### TASK DIRECTIONS
Can you reproduce the data beneath, keeping every line exact?

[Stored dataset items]
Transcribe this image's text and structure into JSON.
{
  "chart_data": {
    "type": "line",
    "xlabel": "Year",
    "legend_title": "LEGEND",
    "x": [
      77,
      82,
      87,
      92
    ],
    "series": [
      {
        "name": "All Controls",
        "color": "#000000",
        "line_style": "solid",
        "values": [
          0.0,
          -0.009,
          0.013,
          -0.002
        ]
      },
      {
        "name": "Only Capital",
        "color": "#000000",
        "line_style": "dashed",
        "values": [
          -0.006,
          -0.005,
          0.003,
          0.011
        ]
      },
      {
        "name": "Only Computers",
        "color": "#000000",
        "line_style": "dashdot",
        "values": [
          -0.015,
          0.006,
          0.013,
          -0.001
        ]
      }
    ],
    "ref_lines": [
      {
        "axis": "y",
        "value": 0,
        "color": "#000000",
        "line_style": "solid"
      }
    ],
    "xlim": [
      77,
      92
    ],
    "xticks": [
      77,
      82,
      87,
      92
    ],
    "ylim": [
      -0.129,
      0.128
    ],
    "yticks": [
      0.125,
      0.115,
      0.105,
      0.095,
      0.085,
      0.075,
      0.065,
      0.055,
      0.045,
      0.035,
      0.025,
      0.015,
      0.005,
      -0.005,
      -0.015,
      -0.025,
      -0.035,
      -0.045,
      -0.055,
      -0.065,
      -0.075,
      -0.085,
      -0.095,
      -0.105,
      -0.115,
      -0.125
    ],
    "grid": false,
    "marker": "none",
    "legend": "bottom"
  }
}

### SOLUTION BELOW
Transcribe this image's text and structure into JSON.
{
  "chart_data": {
    "type": "line",
    "xlabel": "Year",
    "legend_title": "LEGEND",
    "x": [
      77,
      82,
      87,
      92
    ],
    "series": [
      {
        "name": "All Controls",
        "color": "#000000",
        "line_style": "solid",
        "values": [
          0.0,
          -0.009,
          0.013,
          -0.002
        ]
      },
      {
        "name": "Only Capital",
        "color": "#000000",
        "line_style": "dashed",
        "values": [
          -0.006,
          -0.005,
          0.003,
          0.011
        ]
      },
      {
        "name": "Only Computers",
        "color": "#000000",
        "line_style": "dashdot",
        "values": [
          -0.015,
          0.006,
          0.013,
          -0.001
        ]
      }
    ],
    "ref_lines": [
      {
        "axis": "y",
        "value": 0,
        "color": "#000000",
        "line_style": "solid"
      }
    ],
    "xlim": [
      77,
      92
    ],
    "xticks": [
      77,
      82,
      87,
      92
    ],
    "ylim": [
      -0.129,
      0.128
    ],
    "yticks": [
      0.125,
      0.115,
      0.105,
      0.095,
      0.085,
      0.075,
      0.065,
      0.055,
      0.045,
      0.035,
      0.025,
      0.015,
      0.005,
      -0.005,
      -0.015,
      -0.025,
      -0.035,
      -0.045,
      -0.055,
      -0.065,
      -0.075,
      -0.085,
      -0.095,
      -0.105,
      -0.115,
      -0.125
    ],
    "grid": false,
    "marker": "none",
    "legend": "bottom"
  }
}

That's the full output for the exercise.